• [Exercise materials]
--

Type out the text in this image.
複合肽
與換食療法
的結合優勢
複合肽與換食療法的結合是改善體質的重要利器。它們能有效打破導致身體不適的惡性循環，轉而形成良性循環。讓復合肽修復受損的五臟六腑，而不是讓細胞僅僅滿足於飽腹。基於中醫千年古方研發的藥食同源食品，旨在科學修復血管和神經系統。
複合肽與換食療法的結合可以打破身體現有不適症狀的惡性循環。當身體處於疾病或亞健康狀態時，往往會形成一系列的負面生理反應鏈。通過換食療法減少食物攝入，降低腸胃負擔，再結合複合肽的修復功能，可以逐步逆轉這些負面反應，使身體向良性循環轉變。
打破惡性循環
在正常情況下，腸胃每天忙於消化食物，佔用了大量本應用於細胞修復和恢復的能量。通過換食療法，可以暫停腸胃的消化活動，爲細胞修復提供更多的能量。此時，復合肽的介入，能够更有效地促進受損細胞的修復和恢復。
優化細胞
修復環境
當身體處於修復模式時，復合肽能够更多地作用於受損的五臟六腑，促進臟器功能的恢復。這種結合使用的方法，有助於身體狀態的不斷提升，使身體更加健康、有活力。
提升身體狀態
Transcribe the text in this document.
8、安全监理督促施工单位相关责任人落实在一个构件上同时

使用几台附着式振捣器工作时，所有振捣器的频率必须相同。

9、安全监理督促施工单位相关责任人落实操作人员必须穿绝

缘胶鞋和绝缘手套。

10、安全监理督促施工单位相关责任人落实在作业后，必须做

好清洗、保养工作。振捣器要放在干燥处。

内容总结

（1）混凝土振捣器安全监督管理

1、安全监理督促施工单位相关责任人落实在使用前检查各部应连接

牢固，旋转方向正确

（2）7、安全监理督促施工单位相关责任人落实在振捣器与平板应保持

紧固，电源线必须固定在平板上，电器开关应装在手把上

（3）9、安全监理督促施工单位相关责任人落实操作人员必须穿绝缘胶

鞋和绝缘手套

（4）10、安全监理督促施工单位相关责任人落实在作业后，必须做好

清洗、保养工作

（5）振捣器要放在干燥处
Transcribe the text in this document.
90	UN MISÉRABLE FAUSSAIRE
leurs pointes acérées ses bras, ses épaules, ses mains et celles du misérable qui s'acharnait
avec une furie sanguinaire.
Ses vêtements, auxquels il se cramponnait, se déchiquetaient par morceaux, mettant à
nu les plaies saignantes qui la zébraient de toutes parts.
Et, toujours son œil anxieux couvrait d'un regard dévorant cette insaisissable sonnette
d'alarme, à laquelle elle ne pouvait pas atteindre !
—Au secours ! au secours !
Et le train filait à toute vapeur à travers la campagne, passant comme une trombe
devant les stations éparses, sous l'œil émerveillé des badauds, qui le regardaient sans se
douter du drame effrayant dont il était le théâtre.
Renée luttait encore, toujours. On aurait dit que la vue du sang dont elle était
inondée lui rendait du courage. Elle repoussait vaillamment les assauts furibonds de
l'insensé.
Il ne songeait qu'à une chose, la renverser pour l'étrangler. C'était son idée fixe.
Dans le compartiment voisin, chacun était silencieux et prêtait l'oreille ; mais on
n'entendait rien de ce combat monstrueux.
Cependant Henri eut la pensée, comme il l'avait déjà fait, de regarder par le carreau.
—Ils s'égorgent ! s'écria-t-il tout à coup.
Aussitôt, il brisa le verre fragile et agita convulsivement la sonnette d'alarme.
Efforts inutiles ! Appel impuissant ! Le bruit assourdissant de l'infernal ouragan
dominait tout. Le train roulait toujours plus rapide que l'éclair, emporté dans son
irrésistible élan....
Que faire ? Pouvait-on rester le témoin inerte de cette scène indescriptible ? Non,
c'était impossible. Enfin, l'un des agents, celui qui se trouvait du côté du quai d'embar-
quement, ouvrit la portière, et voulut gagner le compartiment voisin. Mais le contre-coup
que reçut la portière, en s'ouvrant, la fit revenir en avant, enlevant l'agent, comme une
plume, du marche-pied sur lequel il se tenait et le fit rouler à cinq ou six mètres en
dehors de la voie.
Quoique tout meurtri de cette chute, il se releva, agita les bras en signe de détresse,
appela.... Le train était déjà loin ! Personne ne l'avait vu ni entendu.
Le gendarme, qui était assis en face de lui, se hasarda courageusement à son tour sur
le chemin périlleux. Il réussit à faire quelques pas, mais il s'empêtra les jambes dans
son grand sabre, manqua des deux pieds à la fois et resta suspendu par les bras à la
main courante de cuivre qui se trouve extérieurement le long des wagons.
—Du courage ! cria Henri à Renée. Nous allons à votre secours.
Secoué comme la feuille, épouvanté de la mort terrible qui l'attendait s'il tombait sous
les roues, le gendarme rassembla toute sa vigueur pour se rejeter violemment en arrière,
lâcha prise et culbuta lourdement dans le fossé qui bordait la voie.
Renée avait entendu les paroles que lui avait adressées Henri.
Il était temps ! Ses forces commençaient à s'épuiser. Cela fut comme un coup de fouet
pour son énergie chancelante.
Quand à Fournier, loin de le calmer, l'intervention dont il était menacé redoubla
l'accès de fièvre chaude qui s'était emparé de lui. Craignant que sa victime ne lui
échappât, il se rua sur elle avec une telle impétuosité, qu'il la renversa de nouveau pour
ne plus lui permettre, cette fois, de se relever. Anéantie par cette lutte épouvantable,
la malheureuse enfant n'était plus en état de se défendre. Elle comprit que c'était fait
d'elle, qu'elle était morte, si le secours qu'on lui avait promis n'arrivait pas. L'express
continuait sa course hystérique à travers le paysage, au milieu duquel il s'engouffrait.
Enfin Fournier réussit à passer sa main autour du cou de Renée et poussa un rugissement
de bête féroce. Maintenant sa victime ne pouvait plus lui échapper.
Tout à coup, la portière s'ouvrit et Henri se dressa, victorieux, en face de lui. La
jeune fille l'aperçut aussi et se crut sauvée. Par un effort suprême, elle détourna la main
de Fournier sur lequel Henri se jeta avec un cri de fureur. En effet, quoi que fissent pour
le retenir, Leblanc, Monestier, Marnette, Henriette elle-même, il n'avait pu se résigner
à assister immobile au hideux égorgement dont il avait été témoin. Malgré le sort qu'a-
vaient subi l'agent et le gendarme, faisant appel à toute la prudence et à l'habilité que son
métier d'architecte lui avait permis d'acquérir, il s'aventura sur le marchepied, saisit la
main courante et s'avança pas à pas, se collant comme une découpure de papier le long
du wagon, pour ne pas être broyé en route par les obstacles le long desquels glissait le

--

• [Task details]
Show the lines of the material that contain the word "cette".

• [Reply to the exercise]
Et, toujours son œil anxieux couvrait d'un regard dévorant cette insaisissable sonnette
Que faire ? Pouvait-on rester le témoin inerte de cette scène indescriptible ? Non,
Quoique tout meurtri de cette chute, il se releva, agita les bras en signe de détresse,
ne plus lui permettre, cette fois, de se relever. Anéantie par cette lutte épouvantable,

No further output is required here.